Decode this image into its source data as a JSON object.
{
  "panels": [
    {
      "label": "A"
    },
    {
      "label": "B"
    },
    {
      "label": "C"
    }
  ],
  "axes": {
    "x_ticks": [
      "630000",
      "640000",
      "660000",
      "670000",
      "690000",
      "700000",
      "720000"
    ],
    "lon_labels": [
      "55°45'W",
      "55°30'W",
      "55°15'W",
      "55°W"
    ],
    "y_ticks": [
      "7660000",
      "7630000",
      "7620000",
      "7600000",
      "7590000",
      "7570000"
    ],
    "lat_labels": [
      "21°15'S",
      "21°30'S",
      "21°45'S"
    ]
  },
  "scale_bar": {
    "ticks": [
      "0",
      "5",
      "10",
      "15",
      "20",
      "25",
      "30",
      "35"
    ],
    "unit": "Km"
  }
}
* * *
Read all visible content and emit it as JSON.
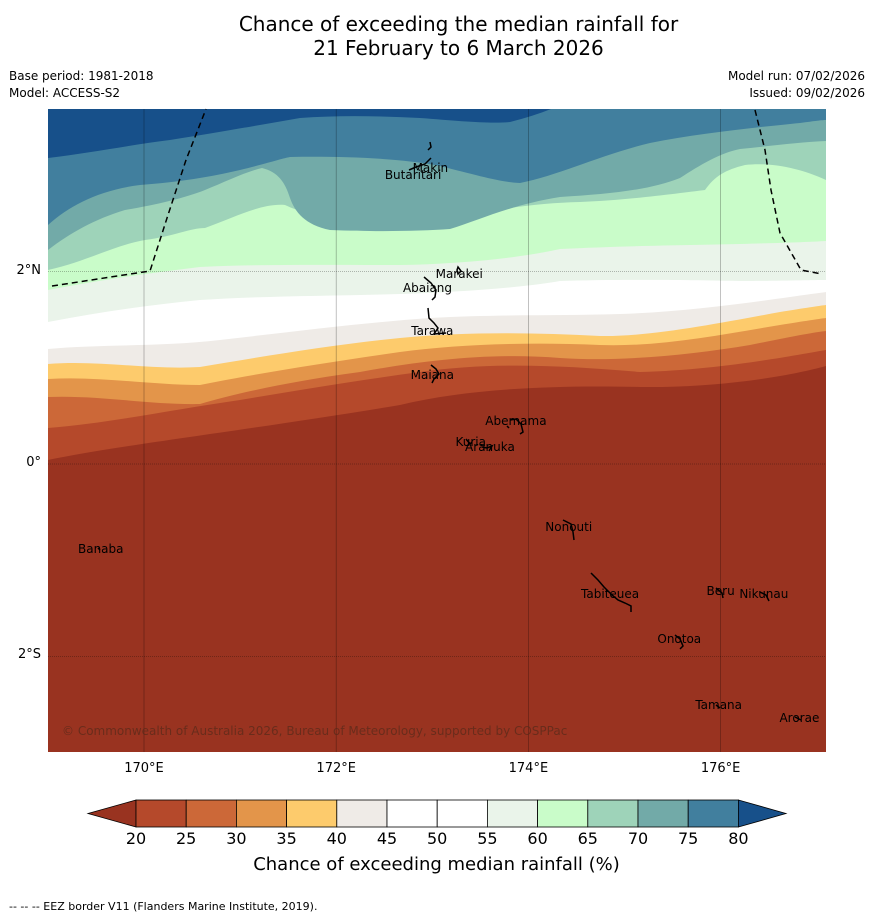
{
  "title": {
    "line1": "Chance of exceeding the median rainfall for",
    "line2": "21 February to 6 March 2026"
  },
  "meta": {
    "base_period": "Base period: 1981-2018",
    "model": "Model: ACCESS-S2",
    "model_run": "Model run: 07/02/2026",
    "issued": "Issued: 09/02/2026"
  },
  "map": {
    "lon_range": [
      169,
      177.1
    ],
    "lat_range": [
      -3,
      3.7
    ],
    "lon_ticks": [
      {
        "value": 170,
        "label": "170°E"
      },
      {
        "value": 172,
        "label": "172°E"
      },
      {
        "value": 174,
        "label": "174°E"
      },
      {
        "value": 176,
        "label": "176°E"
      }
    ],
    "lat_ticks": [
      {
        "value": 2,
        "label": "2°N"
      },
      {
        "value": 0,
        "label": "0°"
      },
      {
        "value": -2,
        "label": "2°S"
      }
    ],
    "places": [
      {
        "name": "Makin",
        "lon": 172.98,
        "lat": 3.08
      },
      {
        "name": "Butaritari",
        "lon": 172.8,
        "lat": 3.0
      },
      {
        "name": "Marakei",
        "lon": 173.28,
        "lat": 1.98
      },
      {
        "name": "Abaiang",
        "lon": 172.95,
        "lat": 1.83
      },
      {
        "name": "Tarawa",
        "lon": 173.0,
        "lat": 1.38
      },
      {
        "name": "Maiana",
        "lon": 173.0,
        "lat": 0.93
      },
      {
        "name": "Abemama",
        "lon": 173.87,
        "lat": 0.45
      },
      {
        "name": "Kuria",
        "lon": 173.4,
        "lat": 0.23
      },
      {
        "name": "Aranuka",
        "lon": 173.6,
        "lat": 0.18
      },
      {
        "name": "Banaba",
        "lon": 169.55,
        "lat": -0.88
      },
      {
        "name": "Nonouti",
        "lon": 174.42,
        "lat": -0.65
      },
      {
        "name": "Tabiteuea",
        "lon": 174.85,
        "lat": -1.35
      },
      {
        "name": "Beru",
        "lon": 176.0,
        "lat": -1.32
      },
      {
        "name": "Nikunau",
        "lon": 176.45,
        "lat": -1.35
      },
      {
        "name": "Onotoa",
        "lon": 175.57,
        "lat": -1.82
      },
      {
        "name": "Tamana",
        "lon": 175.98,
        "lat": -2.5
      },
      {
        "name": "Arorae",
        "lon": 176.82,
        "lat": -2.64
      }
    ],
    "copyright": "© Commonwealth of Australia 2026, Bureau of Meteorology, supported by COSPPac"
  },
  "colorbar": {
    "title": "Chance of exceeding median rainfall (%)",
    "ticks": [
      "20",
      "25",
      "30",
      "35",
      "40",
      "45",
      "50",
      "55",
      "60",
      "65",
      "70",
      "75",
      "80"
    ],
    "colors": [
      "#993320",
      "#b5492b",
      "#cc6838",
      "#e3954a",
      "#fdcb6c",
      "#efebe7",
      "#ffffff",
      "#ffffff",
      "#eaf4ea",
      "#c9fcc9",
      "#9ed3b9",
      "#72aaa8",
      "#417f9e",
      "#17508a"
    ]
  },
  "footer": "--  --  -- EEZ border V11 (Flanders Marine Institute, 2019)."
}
==
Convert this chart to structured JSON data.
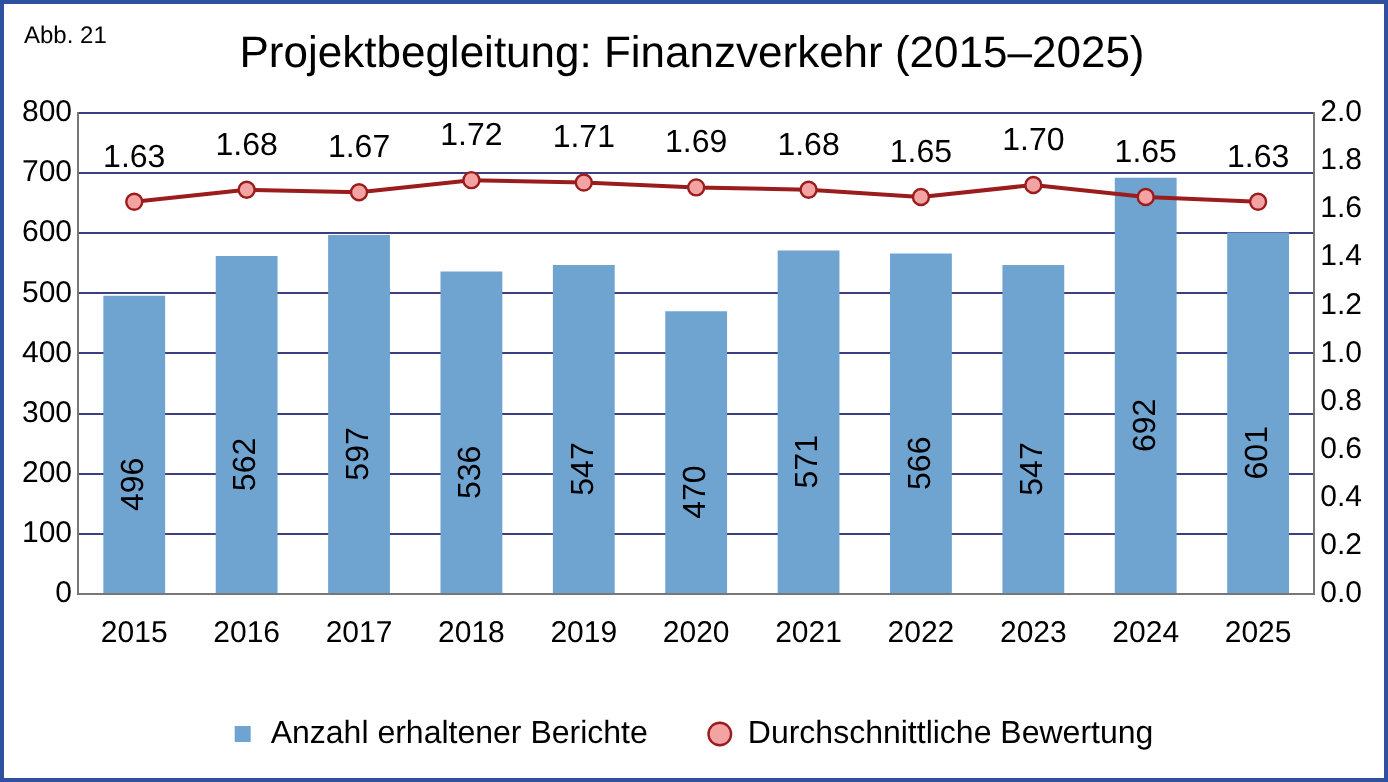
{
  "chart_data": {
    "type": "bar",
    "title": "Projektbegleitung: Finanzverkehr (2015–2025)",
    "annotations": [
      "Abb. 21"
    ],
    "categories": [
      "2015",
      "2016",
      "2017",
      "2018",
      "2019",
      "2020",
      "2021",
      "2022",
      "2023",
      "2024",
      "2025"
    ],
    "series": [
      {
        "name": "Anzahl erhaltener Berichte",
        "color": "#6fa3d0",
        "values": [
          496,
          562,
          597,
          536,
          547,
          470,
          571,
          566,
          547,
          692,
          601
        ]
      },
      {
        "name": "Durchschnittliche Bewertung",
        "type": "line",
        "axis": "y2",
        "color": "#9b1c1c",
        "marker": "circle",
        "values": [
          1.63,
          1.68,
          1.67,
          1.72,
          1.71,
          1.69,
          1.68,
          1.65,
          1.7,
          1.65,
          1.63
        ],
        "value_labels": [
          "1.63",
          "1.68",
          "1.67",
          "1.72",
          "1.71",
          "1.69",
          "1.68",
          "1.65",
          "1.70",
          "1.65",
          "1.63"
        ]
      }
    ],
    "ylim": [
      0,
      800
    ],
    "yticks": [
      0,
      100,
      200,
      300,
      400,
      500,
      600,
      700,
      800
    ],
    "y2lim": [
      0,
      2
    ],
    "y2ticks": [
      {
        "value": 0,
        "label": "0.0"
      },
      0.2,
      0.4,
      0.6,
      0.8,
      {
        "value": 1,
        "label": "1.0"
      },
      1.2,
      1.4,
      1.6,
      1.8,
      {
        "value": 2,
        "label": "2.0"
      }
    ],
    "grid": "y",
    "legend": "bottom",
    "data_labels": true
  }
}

* TASK TO CARRY OUT
Find every line with "median" in the listing and state how many there are, nothing else.

* SOLUTION FOR THIS TASK
2